Dataset records

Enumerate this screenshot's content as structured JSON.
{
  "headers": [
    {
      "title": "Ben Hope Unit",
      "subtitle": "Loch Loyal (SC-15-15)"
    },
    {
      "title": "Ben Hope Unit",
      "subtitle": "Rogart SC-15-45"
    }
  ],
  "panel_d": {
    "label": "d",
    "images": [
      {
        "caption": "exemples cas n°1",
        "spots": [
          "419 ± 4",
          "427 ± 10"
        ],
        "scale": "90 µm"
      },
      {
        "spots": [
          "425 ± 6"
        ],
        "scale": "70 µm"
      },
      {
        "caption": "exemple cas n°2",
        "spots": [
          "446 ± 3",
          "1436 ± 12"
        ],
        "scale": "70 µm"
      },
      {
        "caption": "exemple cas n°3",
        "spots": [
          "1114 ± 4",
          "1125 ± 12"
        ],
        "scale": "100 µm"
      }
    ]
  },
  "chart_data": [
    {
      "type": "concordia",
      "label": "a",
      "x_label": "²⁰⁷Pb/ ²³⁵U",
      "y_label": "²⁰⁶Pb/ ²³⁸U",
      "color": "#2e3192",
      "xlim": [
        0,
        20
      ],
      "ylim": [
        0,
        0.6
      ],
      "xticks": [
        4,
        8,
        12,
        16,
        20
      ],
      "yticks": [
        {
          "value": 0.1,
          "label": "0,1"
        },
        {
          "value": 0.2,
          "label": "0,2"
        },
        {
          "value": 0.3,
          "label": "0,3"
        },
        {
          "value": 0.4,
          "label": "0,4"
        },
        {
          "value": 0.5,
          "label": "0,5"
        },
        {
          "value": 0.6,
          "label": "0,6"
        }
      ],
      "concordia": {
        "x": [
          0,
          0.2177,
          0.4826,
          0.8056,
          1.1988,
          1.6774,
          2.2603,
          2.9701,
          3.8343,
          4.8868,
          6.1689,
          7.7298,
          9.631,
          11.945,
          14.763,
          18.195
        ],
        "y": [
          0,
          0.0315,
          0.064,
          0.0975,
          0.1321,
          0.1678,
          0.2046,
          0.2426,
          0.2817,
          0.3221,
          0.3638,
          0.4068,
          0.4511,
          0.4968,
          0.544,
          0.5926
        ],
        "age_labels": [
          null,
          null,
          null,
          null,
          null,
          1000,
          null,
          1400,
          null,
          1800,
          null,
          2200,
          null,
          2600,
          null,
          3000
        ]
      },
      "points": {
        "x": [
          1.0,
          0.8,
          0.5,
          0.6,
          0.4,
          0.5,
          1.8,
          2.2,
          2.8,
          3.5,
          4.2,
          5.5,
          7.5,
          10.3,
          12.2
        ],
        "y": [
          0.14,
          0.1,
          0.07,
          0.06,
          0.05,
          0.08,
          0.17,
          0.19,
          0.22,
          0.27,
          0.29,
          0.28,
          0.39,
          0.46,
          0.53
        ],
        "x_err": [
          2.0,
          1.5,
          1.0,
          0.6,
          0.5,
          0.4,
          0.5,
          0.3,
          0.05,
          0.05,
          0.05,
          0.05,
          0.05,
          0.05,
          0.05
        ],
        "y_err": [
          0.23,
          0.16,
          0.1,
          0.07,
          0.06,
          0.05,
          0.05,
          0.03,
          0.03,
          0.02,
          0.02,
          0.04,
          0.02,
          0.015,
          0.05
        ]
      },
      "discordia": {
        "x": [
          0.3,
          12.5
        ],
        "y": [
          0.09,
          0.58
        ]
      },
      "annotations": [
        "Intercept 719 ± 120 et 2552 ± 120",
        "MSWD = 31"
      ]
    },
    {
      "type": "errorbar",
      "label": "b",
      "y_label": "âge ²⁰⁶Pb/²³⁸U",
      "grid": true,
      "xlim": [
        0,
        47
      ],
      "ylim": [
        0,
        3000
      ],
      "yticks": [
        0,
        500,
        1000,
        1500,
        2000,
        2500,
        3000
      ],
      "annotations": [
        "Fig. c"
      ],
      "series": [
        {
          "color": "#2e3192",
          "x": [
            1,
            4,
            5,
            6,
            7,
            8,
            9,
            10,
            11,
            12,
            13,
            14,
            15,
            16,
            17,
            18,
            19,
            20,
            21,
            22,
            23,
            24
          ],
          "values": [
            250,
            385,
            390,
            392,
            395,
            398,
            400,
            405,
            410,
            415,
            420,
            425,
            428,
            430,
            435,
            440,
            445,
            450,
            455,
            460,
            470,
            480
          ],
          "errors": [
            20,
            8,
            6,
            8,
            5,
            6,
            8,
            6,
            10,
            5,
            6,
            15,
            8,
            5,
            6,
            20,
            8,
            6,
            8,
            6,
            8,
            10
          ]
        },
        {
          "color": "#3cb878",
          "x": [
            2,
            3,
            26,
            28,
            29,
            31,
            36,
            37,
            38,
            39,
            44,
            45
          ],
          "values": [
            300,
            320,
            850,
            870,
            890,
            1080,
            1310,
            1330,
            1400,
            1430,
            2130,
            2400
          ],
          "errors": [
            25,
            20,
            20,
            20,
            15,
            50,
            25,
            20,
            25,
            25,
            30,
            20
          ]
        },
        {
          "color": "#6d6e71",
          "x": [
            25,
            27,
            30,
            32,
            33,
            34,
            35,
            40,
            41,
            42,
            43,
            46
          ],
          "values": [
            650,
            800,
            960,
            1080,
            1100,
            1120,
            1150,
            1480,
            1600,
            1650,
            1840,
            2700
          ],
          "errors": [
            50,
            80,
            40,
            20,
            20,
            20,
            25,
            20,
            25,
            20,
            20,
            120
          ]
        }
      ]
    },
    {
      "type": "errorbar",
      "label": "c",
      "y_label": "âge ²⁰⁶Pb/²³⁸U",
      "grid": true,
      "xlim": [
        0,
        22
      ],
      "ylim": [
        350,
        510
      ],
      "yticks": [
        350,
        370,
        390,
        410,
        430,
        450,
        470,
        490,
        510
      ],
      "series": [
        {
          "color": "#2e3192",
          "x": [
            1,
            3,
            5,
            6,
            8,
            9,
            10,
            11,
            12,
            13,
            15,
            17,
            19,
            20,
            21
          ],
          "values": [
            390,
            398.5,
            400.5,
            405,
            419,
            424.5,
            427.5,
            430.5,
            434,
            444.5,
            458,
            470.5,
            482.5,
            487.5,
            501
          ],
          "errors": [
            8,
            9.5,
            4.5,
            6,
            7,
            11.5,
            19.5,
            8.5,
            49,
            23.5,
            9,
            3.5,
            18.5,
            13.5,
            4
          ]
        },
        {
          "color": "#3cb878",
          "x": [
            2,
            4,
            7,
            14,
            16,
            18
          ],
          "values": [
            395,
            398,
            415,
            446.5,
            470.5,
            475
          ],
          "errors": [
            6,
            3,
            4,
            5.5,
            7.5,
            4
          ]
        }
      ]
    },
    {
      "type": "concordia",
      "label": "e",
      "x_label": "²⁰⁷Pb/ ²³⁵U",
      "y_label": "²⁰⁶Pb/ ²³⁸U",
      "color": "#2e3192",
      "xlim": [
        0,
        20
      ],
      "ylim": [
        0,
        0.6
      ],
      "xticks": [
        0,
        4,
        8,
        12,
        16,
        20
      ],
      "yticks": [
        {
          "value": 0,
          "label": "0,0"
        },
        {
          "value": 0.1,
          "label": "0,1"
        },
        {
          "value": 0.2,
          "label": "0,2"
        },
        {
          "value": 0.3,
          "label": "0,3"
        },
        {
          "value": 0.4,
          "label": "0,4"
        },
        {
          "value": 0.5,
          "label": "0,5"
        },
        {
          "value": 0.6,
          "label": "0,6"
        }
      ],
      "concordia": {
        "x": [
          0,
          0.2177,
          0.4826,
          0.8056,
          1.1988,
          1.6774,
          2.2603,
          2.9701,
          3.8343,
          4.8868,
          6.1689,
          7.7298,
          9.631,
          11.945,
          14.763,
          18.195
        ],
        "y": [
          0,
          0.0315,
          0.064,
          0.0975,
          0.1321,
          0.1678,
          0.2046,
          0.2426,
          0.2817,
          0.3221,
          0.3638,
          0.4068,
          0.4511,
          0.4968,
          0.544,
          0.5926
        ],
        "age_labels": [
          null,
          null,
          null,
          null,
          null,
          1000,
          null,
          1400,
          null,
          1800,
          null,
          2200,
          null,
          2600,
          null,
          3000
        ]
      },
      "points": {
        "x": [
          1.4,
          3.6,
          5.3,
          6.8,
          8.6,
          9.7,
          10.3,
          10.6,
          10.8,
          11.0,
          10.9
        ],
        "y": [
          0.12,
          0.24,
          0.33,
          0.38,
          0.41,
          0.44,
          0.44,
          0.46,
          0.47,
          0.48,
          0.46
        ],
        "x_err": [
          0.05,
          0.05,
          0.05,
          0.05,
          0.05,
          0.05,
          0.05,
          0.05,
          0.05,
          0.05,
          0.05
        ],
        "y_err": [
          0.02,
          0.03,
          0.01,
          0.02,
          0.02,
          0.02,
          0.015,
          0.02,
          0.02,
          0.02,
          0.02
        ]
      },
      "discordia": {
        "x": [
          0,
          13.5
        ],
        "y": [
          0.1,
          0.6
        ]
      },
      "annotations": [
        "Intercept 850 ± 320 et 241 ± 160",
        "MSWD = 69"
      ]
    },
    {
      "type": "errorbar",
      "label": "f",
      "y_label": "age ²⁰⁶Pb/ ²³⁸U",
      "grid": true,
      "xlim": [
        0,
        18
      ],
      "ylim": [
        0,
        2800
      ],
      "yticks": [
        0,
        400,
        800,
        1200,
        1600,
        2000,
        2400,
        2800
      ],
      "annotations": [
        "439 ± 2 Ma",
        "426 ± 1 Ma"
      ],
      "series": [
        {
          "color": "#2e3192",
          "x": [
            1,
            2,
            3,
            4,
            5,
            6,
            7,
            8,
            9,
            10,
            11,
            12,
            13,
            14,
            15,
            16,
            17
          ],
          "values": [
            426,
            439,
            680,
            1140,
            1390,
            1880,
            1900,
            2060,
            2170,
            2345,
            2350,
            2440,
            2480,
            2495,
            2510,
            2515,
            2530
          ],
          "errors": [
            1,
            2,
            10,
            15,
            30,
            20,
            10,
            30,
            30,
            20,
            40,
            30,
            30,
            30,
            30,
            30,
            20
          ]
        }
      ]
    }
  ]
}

Task
Consider the entries above and return each line with the string "scale".

Written response
        "scale": "90 µm"
        "scale": "70 µm"
        "scale": "70 µm"
        "scale": "100 µm"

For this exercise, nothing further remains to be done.